Required task: Check each line of the entries below for the string "ФГОС" and state how many lines have it, with no other text.

***** Stored data *****

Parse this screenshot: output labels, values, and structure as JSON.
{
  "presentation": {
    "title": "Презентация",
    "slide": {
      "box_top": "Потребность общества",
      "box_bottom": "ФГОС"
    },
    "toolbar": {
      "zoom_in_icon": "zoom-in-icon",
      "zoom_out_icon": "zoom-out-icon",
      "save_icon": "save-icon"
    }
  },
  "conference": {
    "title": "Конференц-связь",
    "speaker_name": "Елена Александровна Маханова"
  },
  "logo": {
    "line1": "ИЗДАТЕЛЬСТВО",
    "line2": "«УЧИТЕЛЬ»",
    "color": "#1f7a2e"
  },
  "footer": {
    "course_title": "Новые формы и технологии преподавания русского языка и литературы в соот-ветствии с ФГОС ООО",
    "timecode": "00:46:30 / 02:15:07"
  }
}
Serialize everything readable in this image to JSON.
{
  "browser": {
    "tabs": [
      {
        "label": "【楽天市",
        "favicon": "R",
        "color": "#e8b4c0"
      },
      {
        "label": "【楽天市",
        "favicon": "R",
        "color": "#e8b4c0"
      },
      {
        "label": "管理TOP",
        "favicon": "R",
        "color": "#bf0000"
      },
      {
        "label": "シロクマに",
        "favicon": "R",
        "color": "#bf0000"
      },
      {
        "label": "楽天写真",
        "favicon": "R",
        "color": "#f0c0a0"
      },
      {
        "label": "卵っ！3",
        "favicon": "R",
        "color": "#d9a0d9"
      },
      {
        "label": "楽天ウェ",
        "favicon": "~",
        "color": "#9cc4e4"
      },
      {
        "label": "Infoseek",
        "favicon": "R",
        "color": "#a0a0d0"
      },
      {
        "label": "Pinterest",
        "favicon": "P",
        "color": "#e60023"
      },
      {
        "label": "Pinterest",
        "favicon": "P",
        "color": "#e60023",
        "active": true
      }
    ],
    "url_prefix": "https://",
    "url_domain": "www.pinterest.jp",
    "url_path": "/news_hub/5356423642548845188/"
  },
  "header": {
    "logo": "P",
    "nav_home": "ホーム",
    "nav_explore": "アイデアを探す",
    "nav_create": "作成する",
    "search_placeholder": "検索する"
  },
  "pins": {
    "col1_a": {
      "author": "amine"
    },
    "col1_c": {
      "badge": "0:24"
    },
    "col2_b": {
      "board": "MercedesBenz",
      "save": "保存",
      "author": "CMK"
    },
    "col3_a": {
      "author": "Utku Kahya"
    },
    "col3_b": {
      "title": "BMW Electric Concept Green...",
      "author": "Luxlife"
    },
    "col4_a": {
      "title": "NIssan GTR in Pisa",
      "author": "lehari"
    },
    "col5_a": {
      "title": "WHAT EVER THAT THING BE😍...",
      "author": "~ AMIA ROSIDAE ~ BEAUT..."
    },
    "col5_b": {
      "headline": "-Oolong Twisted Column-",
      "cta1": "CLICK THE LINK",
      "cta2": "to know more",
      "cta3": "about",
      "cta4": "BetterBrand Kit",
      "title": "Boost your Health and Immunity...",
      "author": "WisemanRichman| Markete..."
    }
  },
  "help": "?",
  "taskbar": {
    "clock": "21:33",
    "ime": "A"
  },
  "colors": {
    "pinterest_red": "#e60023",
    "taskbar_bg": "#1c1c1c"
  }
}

*****

Result: 2